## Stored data
----------

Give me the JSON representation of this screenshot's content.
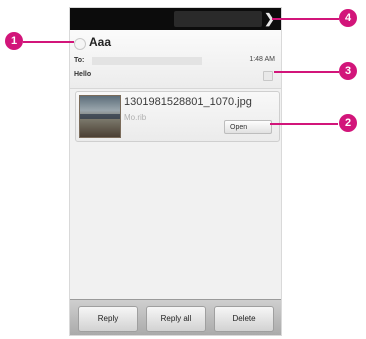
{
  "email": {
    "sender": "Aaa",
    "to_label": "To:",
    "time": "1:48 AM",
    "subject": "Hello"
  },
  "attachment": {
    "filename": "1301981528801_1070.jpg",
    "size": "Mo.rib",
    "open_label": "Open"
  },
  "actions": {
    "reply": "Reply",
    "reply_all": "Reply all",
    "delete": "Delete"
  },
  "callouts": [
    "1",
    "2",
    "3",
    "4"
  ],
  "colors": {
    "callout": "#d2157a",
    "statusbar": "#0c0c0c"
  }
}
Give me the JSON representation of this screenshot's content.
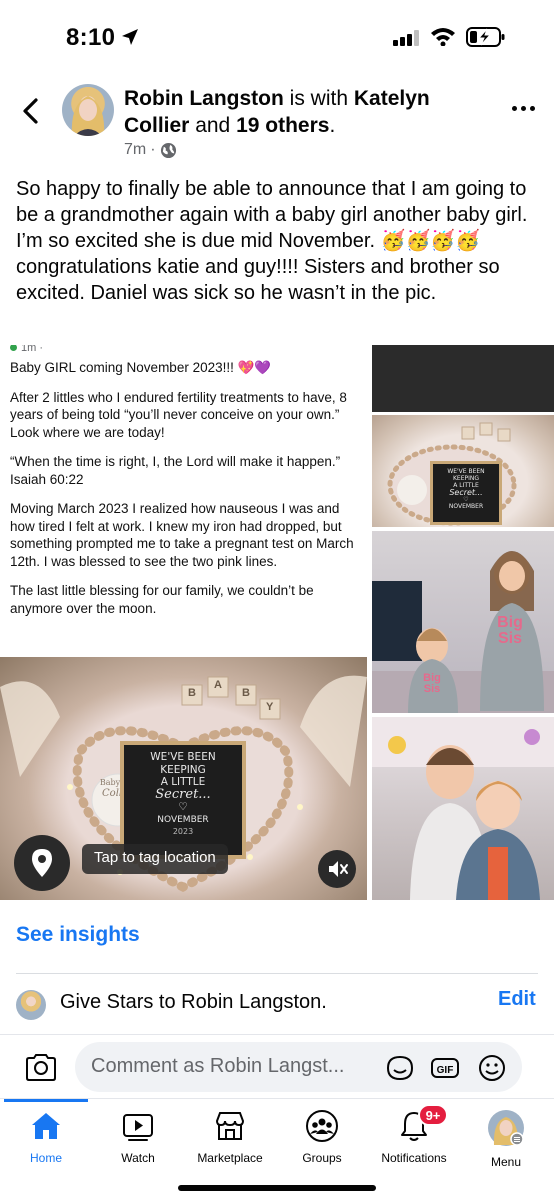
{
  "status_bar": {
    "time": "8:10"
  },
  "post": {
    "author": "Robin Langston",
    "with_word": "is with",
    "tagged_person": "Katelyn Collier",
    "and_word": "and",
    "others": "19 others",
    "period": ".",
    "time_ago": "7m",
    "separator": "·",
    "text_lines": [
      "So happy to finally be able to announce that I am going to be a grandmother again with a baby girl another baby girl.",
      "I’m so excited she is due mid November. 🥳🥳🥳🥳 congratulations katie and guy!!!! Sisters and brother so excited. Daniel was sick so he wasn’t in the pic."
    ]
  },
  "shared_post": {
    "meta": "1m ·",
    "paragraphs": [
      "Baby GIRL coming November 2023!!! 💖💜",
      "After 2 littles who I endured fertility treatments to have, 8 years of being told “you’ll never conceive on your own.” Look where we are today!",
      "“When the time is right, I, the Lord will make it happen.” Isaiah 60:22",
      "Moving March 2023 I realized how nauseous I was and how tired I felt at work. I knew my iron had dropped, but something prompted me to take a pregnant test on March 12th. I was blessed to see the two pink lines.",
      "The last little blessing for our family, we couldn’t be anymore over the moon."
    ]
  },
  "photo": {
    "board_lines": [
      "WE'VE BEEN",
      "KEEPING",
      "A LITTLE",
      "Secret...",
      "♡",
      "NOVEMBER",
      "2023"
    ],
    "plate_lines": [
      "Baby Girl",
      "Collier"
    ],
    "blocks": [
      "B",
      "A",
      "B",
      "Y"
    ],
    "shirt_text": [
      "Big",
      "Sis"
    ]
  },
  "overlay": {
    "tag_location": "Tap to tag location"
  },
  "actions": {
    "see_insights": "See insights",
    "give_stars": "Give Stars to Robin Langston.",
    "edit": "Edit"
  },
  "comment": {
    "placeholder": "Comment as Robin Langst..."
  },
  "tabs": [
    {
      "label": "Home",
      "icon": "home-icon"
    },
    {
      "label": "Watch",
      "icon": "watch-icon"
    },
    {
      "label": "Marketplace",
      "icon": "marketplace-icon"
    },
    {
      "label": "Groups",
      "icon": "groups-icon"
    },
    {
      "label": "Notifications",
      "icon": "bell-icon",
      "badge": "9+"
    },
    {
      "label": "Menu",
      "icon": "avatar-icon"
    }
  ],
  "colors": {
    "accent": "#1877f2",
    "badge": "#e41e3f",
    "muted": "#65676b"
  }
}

----------

## Stated goal
Look above for every line with the word "Collier" and copy it.

## Written response
    "tagged_person": "Katelyn Collier",
      "Collier"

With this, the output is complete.